» **Список заданий**
A – Дословно выпишите из текста о клоунаде фрагмент, начиная со слов "Шевченко — режиссер" и заканчивая словами "владевший техникой пантомимы?".
B – Ответьте по тексту о клоунаде, сколько реприз, по словам Дмитрия Томилина, должно было быть у клоуна в школе советского цирка.

» **Отрывок для чтения**

---+---

Анатолий Марчевский рассказывает, что наша традиция в этом смысле всегда сильно отли чалась от западной, где в паре клоунов один унижал другого, а зрители смеялись над униженным. В Советском Союзе цирк не унижал достоинство человека, поэтому зрители смеялись над ситуацией — не над, а вместе с клоуном.

Золотой стандарт

Преподаватель пантомимы Валерий Шевченко — один из самых любимых педагогов Никиты Шевчука. «Поговорите с ним, пожалуйста», — шепотом просит он. Я присаживаюсь рядом с преподавателем.

Шевченко — режиссер и актер. В юности мечтал быть клоуном, но сначала решил освоить актерскую профессию. Учился в ГИТИСе (мастерская Вячеслава Шалевича и Валерия Гаркалина) и ВГИКе (мастерская режиссера Владимира Фокина), много работал в Европе. Театральный опыт дал ему понимание, что клоун — это не жонглирование, не красный нос, не сальто с переворотом, даже не скрипка на канате. Клоун — это душа, особое внутреннее ощущение. Этому невозможно научить. И зритель, как хороший камертон, всегда чувствует, настоящий ли перед ним клоун или тот, кто пытается выдать себя за него.

— Вспомните Олега Попова с его «солнечным» клоуном, — предлагает он. — Номер, где он собирает лучи в авоську и уходит домой, — это гениальная простота. А мим Марсель Марсо, виртуозно владевший техникой пантомимы?

Сегодня все репризы Попова, Чаплина, Марсо и Енгибарова Валерий разбирает со своими студентами на курсе. Они отрабатывают приемы великих мастеров и пытаются реконструировать их.

— Критики утверждают, что клоуны не востребованы, потому что несовременны, — замечаю я, наблюдая за тренировками студентов. — Мол, они только воссоздают старые репризы, которые уже неактуальны…

Неожиданно, но Шевченко соглашается.

— У нас нет хороших авторов, которые пишут сценарии именно для клоунады, а это должен делать драматург, — пожимает плечами он. — Если драматург пишет плохо, то и исполнитель будет выглядеть плохо. И сейчас мы, педагоги на курсе клоунады, учим ребят основам жонглирования, акробатики. Но с чем они выйдут на арену? У них нет готовых номеров, нет репертуара. Это проблема индустрии. И поэтому многие клоуны сегодня дублируют старое.

Понимает необходимость создания нового репертуара и ректор института. Именно поэтому на следующий год здесь собираются открывать направление цирковой режиссуры. Новоиспеченные режиссеры будут помогать новоиспеченным клоунам в сочинении и подготовке реприз.

— В школе советского цирка у клоуна должно было быть не меньше 5–6 реприз, чтобы два отделения по 40 минут могли перестроить аттракционы, — говорит Дмитрий Томилин.

Этот «золотой стандарт» хотят возродить и сегодня. Ведь как бы ни были талантливы артисты прошлого, их материал эксплуатировать уже не получится.

— Хороший клоун должен показать актуальную социальную проблему и уметь с улыбкой ее преодолеть, — поясняет Марчевский. — Зритель должен выйти из зала не опустошенный, а воодушевленный.

---+---

» **Исходный материал**
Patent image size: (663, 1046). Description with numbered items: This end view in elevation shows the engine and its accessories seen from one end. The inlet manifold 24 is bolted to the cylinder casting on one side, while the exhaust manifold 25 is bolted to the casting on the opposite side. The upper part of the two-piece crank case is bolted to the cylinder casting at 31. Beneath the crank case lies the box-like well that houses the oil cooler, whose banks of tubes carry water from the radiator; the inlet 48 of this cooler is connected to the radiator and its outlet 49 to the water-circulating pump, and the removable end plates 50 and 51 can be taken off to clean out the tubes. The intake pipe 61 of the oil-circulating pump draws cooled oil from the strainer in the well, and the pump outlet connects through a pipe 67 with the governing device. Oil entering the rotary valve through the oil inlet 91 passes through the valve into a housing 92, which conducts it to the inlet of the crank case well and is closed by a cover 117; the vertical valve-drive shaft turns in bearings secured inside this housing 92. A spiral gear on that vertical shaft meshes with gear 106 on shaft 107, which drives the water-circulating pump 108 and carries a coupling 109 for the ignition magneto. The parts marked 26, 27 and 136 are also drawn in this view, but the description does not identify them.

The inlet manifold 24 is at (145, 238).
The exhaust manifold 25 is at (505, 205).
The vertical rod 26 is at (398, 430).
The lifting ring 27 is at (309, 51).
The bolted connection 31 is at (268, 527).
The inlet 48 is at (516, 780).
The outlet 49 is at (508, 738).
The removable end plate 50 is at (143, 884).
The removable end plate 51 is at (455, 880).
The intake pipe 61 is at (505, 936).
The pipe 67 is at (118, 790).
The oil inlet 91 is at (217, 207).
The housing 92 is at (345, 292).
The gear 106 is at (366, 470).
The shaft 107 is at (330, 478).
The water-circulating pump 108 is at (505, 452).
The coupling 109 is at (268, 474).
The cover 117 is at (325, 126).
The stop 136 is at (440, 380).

---+---

» **Решения**
A –
Шевченко — режиссер и актер. В юности мечтал быть клоуном, но сначала решил освоить актерскую профессию. Учился в ГИТИСе (мастерская Вячеслава Шалевича и Валерия Гаркалина) и ВГИКе (мастерская режиссера Владимира Фокина), много работал в Европе. Театральный опыт дал ему понимание, что клоун — это не жонглирование, не красный нос, не сальто с переворотом, даже не скрипка на канате. Клоун — это душа, особое внутреннее ощущение. Этому невозможно научить. И зритель, как хороший камертон, всегда чувствует, настоящий ли перед ним клоун или тот, кто пытается выдать себя за него.

— Вспомните Олега Попова с его «солнечным» клоуном, — предлагает он. — Номер, где он собирает лучи в авоську и уходит домой, — это гениальная простота. А мим Марсель Марсо, виртуозно владевший техникой пантомимы?

B – Не меньше 5–6 реприз.